• **PROVIDED DATA**
- - - - -

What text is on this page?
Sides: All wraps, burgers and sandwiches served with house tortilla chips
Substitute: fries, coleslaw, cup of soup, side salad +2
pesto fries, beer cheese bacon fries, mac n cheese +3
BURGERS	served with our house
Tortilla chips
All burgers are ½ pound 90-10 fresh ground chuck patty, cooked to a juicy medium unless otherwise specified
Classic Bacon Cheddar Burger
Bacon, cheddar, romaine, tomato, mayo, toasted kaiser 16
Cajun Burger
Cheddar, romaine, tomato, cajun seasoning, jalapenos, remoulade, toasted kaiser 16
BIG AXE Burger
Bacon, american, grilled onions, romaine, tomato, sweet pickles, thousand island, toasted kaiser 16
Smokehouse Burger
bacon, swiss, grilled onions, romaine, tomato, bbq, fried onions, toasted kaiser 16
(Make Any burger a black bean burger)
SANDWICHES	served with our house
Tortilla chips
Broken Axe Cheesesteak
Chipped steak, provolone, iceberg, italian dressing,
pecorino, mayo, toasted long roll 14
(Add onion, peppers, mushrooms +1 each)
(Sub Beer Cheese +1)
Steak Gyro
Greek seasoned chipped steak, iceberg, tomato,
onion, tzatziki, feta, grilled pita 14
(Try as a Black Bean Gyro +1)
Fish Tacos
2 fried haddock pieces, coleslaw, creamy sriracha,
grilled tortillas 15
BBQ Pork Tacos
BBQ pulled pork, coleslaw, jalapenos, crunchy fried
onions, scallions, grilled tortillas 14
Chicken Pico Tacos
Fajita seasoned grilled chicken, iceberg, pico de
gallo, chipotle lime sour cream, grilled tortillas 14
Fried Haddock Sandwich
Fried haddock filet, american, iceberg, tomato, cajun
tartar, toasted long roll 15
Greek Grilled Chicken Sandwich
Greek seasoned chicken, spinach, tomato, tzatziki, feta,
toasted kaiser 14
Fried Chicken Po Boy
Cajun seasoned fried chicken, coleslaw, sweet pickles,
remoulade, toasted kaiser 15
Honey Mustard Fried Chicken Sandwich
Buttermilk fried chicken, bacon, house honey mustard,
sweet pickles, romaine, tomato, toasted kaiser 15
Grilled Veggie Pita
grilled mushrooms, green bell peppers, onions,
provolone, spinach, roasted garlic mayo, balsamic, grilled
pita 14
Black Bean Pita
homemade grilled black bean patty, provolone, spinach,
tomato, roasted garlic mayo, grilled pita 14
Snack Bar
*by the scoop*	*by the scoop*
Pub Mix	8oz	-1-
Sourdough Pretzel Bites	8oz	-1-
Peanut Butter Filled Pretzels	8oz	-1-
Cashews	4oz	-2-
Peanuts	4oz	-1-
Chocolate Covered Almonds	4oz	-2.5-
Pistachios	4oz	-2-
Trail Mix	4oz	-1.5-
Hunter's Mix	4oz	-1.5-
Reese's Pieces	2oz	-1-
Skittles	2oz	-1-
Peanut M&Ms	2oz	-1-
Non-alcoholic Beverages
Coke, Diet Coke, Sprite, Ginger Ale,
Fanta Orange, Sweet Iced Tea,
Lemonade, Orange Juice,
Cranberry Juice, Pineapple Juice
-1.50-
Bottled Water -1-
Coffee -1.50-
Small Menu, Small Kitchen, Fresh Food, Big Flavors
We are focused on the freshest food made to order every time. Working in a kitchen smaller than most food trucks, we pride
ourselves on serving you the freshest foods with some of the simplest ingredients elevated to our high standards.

- - - - -

• **WHAT NEEDS TO BE DONE**
Gather up the lines containing the word "mushrooms" from these records and copy them.

• **REPLY TO THE EXERCISE**
(Add onion, peppers, mushrooms +1 each)
grilled mushrooms, green bell peppers, onions,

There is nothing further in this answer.